- Task to carry out -
Report every line in the listing that contains the string "image".

- Provided material -

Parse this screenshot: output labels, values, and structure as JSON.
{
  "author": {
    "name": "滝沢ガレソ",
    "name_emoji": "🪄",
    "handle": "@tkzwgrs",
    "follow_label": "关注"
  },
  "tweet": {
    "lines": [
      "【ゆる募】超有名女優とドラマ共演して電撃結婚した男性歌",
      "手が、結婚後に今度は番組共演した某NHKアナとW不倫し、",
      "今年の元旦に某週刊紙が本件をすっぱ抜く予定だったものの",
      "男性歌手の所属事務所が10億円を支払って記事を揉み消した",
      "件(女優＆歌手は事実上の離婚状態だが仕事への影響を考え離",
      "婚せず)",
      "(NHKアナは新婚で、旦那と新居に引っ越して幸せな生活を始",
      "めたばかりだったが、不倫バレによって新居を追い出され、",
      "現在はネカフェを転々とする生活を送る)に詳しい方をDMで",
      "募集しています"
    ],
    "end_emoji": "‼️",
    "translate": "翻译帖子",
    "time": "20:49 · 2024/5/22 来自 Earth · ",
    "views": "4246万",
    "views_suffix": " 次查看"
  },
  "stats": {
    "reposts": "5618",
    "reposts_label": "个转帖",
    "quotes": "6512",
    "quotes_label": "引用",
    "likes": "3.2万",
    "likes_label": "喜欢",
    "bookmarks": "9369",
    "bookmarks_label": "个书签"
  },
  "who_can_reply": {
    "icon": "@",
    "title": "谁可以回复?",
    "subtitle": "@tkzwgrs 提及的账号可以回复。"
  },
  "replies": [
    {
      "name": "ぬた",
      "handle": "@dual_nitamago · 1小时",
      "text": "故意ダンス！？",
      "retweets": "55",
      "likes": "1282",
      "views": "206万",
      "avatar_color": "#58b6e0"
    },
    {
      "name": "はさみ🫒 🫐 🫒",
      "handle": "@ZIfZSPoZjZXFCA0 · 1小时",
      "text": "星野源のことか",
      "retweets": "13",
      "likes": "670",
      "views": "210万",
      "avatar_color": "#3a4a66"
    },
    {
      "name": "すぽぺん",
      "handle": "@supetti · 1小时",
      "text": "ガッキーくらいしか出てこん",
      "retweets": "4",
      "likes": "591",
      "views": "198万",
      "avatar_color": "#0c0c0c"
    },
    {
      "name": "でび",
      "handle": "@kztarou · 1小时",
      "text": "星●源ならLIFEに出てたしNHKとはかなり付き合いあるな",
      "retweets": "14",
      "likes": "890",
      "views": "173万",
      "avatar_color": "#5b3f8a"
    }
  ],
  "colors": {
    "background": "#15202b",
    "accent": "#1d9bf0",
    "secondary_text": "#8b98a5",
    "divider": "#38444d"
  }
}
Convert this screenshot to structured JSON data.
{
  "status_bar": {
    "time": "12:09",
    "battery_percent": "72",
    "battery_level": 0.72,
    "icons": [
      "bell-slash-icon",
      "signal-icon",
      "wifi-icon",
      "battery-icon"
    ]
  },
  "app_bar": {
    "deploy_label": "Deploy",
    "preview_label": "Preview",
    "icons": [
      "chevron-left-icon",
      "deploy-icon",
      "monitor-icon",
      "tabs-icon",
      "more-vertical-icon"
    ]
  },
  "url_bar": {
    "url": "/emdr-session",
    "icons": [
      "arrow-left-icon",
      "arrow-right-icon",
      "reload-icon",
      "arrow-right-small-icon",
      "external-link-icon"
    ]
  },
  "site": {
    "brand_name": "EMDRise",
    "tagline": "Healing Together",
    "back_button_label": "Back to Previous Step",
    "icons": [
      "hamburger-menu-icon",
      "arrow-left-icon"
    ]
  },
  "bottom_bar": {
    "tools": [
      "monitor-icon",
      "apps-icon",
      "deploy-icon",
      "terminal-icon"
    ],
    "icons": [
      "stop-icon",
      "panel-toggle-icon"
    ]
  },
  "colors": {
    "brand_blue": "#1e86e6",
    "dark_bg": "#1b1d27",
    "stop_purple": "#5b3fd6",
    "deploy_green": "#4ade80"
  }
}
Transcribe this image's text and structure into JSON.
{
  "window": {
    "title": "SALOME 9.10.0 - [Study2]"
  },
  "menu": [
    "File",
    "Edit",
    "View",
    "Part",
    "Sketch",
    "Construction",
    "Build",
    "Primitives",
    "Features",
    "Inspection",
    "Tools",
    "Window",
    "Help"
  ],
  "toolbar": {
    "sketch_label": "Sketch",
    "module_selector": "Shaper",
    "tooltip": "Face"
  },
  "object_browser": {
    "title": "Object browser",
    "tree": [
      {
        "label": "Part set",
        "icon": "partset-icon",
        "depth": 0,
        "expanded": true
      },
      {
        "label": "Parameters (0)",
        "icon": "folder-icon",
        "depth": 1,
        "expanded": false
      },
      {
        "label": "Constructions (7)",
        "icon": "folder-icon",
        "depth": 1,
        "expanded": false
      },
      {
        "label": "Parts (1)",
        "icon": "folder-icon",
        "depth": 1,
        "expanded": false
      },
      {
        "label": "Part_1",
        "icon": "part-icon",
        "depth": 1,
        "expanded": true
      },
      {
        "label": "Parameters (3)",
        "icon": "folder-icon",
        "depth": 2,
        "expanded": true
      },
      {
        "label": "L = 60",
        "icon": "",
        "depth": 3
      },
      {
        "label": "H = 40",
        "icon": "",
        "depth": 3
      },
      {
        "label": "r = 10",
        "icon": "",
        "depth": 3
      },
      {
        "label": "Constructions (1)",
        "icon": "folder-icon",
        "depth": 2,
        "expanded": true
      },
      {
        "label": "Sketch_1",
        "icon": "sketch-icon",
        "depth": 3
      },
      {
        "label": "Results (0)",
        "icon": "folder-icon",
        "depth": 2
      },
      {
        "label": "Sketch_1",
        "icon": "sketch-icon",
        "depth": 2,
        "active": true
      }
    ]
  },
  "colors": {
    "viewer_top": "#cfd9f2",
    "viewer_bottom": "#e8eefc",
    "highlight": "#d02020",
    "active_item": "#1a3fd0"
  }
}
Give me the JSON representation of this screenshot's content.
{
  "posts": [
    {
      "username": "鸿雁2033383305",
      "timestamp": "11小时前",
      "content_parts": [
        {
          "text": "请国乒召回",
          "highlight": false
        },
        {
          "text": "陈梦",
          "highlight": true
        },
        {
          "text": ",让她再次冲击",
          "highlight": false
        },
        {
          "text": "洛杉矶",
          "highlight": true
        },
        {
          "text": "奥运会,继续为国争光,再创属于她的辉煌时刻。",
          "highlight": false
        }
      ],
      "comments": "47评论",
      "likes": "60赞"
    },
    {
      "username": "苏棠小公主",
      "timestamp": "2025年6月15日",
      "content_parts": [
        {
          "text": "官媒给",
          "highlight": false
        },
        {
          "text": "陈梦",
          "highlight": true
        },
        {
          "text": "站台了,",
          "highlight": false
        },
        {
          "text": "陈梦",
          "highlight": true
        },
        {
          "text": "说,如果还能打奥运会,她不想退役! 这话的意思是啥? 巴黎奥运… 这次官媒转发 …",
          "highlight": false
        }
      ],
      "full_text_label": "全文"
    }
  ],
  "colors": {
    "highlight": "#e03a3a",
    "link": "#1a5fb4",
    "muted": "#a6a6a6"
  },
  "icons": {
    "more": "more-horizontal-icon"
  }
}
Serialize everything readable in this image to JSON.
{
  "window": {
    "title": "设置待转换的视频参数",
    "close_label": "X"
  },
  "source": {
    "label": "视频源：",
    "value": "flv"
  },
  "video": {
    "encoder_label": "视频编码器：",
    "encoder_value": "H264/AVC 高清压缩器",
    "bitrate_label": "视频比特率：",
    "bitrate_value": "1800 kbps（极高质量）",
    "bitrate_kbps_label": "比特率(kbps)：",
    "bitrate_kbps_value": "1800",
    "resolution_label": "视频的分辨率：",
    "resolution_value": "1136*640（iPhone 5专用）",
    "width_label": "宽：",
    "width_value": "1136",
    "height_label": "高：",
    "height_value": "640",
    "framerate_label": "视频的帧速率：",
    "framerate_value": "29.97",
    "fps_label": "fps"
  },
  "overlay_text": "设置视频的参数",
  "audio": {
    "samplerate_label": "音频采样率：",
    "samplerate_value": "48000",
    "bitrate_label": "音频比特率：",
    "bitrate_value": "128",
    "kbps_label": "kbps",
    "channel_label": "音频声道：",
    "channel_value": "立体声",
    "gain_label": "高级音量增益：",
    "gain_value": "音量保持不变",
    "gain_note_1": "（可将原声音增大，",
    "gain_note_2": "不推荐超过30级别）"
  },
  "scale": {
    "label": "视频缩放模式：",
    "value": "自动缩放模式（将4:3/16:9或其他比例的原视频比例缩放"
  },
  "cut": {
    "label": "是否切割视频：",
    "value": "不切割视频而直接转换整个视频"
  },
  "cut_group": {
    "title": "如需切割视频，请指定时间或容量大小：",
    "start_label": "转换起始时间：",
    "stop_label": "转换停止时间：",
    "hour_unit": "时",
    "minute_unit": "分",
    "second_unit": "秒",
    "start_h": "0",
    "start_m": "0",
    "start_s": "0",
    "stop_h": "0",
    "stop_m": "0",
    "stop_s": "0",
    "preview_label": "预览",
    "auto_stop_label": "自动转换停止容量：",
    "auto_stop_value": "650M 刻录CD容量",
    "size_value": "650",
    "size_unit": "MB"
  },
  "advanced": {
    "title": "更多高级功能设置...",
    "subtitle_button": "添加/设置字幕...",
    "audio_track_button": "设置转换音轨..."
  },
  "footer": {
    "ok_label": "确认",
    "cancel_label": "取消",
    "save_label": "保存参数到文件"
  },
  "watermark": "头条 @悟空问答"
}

- Solved problem -
Transcribe this image's text and structure into JSON.
Serialize everything readable in this image to JSON.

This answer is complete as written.